Текст для анализа:

↓

Осенью главного врача Никольской больницы переводят в Вязьму — заведующим инфекционным и венерическим отделением городской земской больницы.
В повести «Морфий»:
«Уютнейшая вещь керосиновая лампа, но я за электричество!
И вот я увидел их вновь наконец, обольстительные электрические лампочки!..
На перекрестке стоял живой милиционер… сено устилало площадь, и шли, и ехали, и разговаривали, в будке торговали вчерашними московскими газетами, содержащими в себе потрясающие известия, невдалеке призывно пересвистывались московские поезда. Словом, это была цивилизация, Вавилон, Невский проспект.
О больнице и говорить не приходится. В ней было хирургическое отделение, терапевтическое, заразное, акушерское… В больнице был старший врач, три ординатора (кроме меня), фельдшера, акушерки, сиделки, аптека и лаборатория. Лаборатория, подумать только!.. Я стал спать по ночам, потому что не слышалось более под моими окнами зловещего ночного стука, который мог поднять меня и увлечь в тьму на опасность и неизбежность…»
У молодого врача появляются мысли о научной деятельности, планы серьезного совершенствования в медицине. Сестру Надежду, оказавшуюся в эти дни в Москве, он просил подобрать для него нужные медицинские книги.
…События Октября застали Булгакова в Вязьме. Они были грозны, стремительны, непонятны.
«Мы живем в полной неизвестности, вот уже четыре дня ниоткуда не получаем никаких известий», — писала жена Булгакова Татьяна (она была с ним и в Никольском, и в Вязьме) Надежде в Москву 30 октября 1917 года.[20]
Думаю, Булгаков побывал в Москве в первых числах ноября — очень уж это близко от Вязьмы и очень уж рвался он туда. Во всяком случае, достоверно, что в начале декабря того же года он в Москве был. Ездил добиваться демобилизации, чтобы оставить Вязьму. Не добился. Прежде чем вернуться, поехал в Саратов, к родным жены.

↑

Записанные данные:

↓

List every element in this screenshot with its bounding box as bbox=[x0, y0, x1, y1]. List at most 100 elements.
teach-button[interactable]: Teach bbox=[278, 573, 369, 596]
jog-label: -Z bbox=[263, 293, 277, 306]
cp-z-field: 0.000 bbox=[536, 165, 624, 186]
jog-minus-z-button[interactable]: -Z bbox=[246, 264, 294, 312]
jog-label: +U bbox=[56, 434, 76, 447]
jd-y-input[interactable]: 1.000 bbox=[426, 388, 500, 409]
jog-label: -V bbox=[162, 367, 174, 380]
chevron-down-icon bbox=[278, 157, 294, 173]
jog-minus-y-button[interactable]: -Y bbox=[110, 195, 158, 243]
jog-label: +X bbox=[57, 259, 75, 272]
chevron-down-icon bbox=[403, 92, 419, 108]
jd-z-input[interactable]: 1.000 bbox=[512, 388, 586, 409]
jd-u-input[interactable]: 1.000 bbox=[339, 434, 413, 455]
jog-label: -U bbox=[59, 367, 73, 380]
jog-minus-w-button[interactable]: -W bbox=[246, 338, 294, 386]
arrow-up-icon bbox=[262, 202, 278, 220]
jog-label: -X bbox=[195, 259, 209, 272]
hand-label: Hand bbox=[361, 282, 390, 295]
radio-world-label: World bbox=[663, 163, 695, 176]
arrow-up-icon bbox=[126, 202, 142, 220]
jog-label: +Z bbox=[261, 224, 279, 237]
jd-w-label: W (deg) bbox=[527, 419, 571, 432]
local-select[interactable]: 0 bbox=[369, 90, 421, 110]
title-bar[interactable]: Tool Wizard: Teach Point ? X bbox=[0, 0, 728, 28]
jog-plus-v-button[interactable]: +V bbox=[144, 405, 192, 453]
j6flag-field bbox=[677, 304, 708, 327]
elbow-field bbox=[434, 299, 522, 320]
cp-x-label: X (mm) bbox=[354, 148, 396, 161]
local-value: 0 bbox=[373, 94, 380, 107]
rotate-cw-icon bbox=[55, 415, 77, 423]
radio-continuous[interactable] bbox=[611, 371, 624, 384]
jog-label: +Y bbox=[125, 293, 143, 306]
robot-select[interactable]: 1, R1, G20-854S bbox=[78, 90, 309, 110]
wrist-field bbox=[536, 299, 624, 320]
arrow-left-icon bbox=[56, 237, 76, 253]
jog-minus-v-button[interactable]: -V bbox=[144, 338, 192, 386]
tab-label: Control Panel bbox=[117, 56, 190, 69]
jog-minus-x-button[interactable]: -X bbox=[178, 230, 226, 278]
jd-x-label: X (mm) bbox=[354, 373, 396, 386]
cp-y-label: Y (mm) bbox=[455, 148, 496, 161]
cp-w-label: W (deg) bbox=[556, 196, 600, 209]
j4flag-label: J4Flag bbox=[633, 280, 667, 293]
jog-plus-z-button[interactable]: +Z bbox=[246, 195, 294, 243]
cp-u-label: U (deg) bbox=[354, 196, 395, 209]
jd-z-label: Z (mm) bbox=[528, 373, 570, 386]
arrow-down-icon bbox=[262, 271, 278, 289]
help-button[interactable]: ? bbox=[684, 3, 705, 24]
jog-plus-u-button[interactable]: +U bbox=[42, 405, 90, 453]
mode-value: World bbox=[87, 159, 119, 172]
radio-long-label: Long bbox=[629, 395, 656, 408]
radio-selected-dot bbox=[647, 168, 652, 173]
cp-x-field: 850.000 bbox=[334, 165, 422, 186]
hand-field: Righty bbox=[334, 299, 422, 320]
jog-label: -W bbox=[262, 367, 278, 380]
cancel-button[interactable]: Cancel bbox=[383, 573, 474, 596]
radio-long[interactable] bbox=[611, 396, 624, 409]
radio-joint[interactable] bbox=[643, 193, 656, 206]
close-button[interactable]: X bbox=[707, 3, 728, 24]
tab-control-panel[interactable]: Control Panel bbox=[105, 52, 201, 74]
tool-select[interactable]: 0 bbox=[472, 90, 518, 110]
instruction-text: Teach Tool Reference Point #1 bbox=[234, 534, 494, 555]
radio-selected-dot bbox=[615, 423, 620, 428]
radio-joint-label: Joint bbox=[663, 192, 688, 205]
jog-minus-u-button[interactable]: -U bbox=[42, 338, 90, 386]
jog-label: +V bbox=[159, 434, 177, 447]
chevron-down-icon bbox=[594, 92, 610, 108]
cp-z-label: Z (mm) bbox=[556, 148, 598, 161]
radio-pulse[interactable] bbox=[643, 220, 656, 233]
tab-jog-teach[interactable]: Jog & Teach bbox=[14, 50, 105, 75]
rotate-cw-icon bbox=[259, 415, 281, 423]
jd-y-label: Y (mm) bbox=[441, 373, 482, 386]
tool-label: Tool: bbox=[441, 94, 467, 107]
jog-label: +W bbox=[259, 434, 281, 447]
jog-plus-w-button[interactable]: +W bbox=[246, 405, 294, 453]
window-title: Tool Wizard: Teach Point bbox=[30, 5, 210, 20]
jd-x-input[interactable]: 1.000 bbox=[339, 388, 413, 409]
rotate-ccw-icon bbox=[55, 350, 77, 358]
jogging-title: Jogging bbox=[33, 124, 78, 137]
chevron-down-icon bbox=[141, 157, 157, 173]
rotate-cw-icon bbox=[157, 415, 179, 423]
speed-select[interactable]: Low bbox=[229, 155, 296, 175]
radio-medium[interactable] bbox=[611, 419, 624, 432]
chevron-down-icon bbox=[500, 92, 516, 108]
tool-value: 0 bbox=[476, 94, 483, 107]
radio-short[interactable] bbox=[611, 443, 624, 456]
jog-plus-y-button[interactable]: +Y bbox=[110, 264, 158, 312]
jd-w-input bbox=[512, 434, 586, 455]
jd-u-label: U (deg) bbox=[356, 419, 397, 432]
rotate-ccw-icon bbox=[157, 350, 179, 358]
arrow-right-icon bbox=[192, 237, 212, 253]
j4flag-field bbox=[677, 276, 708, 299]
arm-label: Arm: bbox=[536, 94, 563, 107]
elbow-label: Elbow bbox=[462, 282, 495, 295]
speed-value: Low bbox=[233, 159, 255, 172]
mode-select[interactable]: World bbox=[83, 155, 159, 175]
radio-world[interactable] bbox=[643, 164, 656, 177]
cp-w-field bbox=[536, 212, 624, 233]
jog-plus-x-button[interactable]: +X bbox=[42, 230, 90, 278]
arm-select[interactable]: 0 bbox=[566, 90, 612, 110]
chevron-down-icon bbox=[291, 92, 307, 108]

↑

Задание 1: Определите, соответствуют ли тексту о Булгакове следующие утверждения: (а) в больнице, описанной в повести «Морфий», была лаборатория; (б) жена Булгакова Татьяна не была с ним в Никольском; (в) в начале декабря Булгакову удалось добиться демобилизации. На каждое ответьте «да» или «нет» и приведите решающие слова текста.
Задание 2: Кого, согласно тексту о Булгакове, молодой врач просил подобрать для него нужные медицинские книги?
Задание 3: Выпишите из текста о Булгакове отрывок от слов «У молодого врача» до слов «к родным жены.».

Ответ 1:
(а) Да: «аптека и лаборатория».
(б) Нет: «она была с ним и в Никольском, и в Вязьме».
(в) Нет: «Не добился».

Ответ 2: Сестру Надежду, оказавшуюся в эти дни в Москве.

Ответ 3:
У молодого врача появляются мысли о научной деятельности, планы серьезного совершенствования в медицине. Сестру Надежду, оказавшуюся в эти дни в Москве, он просил подобрать для него нужные медицинские книги.
…События Октября застали Булгакова в Вязьме. Они были грозны, стремительны, непонятны.
«Мы живем в полной неизвестности, вот уже четыре дня ниоткуда не получаем никаких известий», — писала жена Булгакова Татьяна (она была с ним и в Никольском, и в Вязьме) Надежде в Москву 30 октября 1917 года.[20]
Думаю, Булгаков побывал в Москве в первых числах ноября — очень уж это близко от Вязьмы и очень уж рвался он туда. Во всяком случае, достоверно, что в начале декабря того же года он в Москве был. Ездил добиваться демобилизации, чтобы оставить Вязьму. Не добился. Прежде чем вернуться, поехал в Саратов, к родным жены.